**WRITTEN TASKS**
1. Copy out the chapter on science and religion, everything from "Hutton had advanced" down to "the civilized world.".
2. According to the chapter on science and religion, what did Hutton focus attention on to advance the study of geology?
3. Extend the chapter on science and religion from its final sentence.

**PAGE TEXT**
** start **

CHAPTER XI

SCIENCE AND RELIGION—KANT, LAMBERT, LAPLACE, SIR WILLIAM HERSCHEL

Hutton had advanced the study of geology by concentrating attention on the observable phenomena of the earth's crust, and turning away from speculations about the origin of the world and the relation of this sphere to other units of the cosmos. In the same century, however, other scientists and philosophers were attracted by these very problems which seemed not to promise immediate or demonstrative solution, and through their studies they arrived at conclusions which profoundly affected the science, the ethics, and the religion of the civilized world.

** end **

**DATA**
** start **

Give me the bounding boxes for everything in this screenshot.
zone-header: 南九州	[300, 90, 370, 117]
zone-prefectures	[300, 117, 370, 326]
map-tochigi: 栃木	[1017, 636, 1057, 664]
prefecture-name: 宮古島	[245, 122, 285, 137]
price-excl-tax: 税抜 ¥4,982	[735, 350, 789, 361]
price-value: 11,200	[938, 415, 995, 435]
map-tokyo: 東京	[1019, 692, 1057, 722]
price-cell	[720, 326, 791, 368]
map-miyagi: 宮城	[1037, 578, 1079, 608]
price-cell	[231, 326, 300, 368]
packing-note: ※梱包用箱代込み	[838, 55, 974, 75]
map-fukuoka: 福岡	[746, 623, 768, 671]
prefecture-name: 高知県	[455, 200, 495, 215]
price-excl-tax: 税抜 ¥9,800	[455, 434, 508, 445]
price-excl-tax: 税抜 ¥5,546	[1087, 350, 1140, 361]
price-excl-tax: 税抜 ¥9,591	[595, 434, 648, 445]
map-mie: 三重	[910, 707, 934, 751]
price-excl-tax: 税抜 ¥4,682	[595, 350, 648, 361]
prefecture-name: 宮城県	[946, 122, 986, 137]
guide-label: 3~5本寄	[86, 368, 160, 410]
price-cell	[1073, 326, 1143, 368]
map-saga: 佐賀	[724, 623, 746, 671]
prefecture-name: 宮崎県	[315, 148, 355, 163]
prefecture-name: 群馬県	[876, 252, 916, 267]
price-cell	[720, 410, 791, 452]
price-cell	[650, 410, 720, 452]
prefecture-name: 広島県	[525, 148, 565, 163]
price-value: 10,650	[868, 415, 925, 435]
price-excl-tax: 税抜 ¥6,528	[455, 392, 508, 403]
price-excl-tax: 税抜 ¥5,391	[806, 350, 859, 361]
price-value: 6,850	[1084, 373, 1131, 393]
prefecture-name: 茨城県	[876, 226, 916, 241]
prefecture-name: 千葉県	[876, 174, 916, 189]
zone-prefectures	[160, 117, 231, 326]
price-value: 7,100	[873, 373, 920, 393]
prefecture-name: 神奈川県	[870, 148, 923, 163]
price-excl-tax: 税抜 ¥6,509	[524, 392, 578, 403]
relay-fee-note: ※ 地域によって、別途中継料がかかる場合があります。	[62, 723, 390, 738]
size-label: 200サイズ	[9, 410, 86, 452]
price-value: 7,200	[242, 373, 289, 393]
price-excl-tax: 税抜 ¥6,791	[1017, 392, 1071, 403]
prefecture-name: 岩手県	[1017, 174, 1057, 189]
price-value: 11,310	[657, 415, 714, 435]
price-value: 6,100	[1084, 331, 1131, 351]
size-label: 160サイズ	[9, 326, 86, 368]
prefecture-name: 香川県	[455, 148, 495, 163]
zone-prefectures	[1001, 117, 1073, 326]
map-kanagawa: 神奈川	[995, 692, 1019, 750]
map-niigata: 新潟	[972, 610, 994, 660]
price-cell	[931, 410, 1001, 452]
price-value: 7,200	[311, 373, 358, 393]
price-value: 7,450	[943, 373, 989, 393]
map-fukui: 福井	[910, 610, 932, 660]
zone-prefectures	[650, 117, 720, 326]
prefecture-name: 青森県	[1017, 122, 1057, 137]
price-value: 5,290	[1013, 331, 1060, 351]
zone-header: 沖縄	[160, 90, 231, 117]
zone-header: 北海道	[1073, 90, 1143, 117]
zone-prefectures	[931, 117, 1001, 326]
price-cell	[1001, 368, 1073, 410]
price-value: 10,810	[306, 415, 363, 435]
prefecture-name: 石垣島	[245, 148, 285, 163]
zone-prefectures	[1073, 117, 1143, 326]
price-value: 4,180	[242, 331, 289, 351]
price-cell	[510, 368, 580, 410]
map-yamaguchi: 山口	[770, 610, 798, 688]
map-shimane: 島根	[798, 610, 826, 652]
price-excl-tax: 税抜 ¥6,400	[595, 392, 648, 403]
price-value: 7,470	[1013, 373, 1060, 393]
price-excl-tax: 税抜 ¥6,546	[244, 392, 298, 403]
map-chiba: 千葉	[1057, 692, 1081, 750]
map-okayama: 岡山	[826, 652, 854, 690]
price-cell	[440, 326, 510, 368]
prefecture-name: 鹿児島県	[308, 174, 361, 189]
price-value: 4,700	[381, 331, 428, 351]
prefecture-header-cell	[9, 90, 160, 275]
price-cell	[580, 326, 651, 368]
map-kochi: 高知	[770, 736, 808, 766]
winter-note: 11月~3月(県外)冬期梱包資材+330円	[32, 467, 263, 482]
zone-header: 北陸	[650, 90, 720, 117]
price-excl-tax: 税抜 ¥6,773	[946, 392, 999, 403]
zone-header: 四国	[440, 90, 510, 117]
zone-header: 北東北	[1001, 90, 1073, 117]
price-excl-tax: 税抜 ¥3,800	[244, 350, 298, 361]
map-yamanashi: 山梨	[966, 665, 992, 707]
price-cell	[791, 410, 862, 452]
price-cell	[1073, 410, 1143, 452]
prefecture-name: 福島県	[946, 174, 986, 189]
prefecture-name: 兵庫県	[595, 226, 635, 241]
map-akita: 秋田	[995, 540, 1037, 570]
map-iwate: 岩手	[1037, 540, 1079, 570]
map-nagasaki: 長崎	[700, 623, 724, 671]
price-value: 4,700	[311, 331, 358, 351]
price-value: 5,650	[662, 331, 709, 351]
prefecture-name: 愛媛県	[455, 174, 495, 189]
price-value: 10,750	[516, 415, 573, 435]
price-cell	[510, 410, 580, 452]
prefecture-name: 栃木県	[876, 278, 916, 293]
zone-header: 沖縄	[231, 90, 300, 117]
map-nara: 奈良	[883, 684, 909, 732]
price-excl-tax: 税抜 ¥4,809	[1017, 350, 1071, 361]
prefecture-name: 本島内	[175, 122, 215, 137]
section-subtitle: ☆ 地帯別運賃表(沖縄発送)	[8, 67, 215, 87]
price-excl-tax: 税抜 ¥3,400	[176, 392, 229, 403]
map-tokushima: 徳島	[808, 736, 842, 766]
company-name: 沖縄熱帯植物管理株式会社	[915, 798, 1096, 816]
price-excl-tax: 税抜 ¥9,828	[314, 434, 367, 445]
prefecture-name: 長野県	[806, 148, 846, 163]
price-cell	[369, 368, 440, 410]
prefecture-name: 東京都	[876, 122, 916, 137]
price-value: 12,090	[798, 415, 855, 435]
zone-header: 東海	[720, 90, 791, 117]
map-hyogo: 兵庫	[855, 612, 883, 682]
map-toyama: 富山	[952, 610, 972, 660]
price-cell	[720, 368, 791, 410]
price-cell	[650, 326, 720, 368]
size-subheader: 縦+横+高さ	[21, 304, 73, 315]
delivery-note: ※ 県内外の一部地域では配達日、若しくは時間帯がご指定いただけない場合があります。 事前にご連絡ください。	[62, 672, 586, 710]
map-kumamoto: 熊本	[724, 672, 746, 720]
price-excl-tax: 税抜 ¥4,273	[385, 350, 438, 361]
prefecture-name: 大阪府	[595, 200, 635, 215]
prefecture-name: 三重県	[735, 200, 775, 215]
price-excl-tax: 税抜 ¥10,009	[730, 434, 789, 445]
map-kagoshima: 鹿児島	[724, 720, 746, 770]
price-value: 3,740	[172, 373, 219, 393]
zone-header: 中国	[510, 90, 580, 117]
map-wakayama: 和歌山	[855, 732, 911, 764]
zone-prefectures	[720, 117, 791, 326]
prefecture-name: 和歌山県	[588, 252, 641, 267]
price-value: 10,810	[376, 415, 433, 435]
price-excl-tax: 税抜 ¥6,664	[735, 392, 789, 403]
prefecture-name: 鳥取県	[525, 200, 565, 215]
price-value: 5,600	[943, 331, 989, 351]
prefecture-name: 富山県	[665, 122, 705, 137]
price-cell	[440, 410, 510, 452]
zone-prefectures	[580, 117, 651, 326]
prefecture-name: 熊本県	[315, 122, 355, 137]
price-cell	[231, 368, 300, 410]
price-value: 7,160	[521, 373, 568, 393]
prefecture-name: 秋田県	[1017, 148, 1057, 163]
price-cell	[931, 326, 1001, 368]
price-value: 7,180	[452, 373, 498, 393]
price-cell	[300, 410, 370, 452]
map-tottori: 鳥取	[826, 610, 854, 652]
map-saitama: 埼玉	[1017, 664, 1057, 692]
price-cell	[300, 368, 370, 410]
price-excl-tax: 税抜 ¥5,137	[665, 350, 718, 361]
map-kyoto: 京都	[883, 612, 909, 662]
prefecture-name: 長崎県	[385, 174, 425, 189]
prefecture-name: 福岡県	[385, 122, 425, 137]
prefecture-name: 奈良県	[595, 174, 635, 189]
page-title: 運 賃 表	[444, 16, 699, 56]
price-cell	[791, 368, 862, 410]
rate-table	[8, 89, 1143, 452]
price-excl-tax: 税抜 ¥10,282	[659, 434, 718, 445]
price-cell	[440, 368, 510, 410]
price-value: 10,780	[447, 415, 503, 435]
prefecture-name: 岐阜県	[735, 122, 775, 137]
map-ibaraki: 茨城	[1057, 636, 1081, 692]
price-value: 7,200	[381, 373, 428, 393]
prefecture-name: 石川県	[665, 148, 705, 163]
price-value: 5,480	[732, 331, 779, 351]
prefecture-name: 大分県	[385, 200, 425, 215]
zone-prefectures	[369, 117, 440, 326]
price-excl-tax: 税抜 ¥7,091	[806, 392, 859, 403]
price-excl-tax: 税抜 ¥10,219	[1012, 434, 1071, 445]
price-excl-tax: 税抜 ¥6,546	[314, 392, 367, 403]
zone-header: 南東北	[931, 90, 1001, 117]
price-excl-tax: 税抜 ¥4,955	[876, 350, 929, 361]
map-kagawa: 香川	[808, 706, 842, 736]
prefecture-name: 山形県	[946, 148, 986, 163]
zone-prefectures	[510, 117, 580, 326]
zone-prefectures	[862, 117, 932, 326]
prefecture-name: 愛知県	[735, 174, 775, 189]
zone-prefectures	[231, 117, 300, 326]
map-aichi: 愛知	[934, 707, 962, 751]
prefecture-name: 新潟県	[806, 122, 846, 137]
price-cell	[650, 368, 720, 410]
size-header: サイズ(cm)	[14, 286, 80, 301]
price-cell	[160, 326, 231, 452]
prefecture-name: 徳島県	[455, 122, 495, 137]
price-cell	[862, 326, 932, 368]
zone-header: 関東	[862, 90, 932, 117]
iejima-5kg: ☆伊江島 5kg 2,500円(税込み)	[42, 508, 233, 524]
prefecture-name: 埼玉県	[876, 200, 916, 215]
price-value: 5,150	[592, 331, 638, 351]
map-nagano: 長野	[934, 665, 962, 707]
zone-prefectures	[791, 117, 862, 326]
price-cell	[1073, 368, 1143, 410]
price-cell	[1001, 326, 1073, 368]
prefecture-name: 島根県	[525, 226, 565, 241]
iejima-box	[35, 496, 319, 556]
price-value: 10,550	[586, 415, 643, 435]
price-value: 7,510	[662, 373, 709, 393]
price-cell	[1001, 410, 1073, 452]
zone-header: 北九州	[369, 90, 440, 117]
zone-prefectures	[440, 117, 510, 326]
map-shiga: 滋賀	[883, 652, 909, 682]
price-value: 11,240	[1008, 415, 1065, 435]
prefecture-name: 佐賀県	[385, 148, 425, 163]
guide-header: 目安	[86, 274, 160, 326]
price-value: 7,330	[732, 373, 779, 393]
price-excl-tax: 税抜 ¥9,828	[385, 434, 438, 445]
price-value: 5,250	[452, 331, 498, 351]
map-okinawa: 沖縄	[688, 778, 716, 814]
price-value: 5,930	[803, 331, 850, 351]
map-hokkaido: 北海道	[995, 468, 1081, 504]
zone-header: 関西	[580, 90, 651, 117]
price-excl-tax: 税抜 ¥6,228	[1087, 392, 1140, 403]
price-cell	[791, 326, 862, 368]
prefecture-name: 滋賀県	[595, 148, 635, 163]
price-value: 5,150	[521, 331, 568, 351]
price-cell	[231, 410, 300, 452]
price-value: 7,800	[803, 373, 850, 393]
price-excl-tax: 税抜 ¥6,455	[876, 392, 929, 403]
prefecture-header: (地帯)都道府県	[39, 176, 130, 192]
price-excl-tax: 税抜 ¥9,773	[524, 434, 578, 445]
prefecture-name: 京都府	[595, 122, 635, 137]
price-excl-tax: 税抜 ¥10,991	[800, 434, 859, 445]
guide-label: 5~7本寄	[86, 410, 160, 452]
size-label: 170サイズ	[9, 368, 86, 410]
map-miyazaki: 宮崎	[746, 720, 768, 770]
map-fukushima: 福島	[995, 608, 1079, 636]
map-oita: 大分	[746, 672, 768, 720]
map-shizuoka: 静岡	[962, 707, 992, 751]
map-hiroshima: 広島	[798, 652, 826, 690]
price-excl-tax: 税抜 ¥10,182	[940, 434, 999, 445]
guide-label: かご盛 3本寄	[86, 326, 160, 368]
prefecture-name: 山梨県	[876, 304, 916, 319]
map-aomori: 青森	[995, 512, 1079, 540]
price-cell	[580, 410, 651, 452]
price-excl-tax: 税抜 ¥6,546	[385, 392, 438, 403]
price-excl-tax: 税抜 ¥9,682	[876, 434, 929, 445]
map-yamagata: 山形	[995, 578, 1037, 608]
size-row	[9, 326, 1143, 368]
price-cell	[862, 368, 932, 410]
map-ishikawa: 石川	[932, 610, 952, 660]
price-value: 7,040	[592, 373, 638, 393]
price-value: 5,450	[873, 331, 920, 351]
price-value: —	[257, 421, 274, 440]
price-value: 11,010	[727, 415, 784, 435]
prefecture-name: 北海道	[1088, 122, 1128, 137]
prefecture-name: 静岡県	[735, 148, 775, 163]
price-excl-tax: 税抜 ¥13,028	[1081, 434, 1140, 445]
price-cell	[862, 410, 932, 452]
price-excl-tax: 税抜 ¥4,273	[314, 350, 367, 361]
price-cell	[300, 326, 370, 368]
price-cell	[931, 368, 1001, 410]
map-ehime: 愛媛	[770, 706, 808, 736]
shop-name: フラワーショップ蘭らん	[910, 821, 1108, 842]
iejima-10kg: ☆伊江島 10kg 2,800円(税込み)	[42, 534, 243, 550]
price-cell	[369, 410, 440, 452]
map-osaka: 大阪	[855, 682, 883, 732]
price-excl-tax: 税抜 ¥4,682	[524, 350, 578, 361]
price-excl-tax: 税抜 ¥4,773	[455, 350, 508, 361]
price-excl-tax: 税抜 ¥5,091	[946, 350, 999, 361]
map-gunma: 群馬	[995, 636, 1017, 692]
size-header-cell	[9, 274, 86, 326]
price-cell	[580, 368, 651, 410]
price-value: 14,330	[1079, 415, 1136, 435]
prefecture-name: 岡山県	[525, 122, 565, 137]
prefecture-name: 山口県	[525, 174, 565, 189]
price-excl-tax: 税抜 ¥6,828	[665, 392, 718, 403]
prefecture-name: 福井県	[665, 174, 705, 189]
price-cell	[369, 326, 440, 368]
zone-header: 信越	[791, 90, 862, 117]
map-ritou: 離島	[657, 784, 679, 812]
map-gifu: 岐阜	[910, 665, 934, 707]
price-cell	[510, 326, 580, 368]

** end **
** start **

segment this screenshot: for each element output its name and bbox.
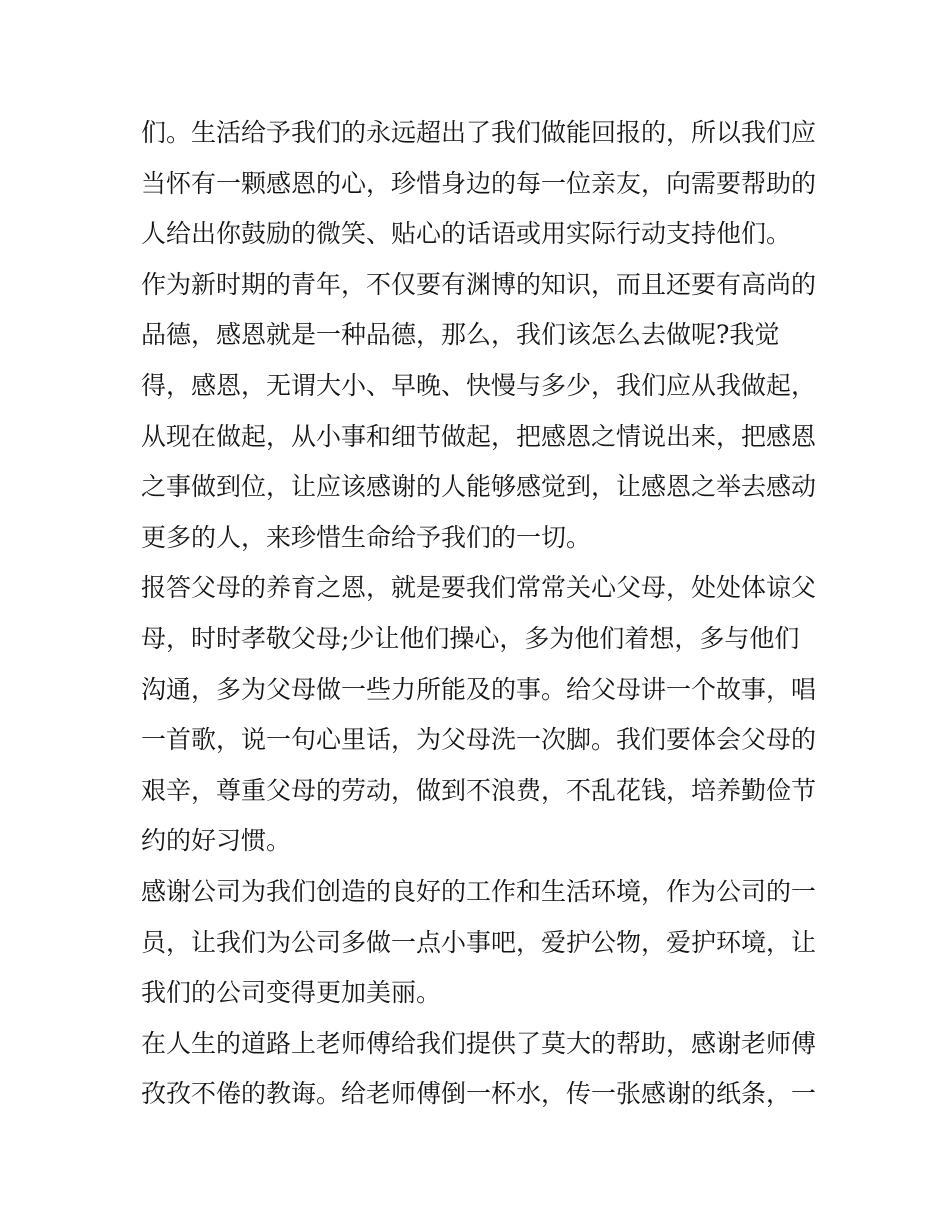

** end **

**RESPONSES**
1.
Hutton had advanced the study of geology by concentrating attention on the observable phenomena of the earth's crust, and turning away from speculations about the origin of the world and the relation of this sphere to other units of the cosmos. In the same century, however, other scientists and philosophers were attracted by these very problems which seemed not to promise immediate or demonstrative solution, and through their studies they arrived at conclusions which profoundly affected the science, the ethics, and the religion of the civilized world.

2. The observable phenomena of the earth's crust.

3.
Whether religion be defined as a complex feeling of elation and humility—a sacred fear—akin to the æsthetic sense of the sublime; or, as an intellectual recognition of some high powers which govern us below—of some author of all things, of some force social or cosmic which tends to righteousness; or, as the outcrop of the moral life touched with light and radiant with enthusiasm; or, as partaking of the nature of all these: it cannot be denied that the eighteenth century contributed to its clarification and formulation, especially through the efforts of the German philosopher, Immanuel Kant (1724-1804). Yet it is not difficult to show that the philosophy of Kant and of those associated with him was greatly influenced by the science of the time, and that, in fact, in his early life he was a scientist rather than a philosopher in the stricter sense. His General Natural History and Theory of the Heavens, written at the age of thirty-one, enables us to follow his transition from science to philosophy, and, more especially, to trace the influence of his theory of the origin of the heavenly bodies on his religious conceptions.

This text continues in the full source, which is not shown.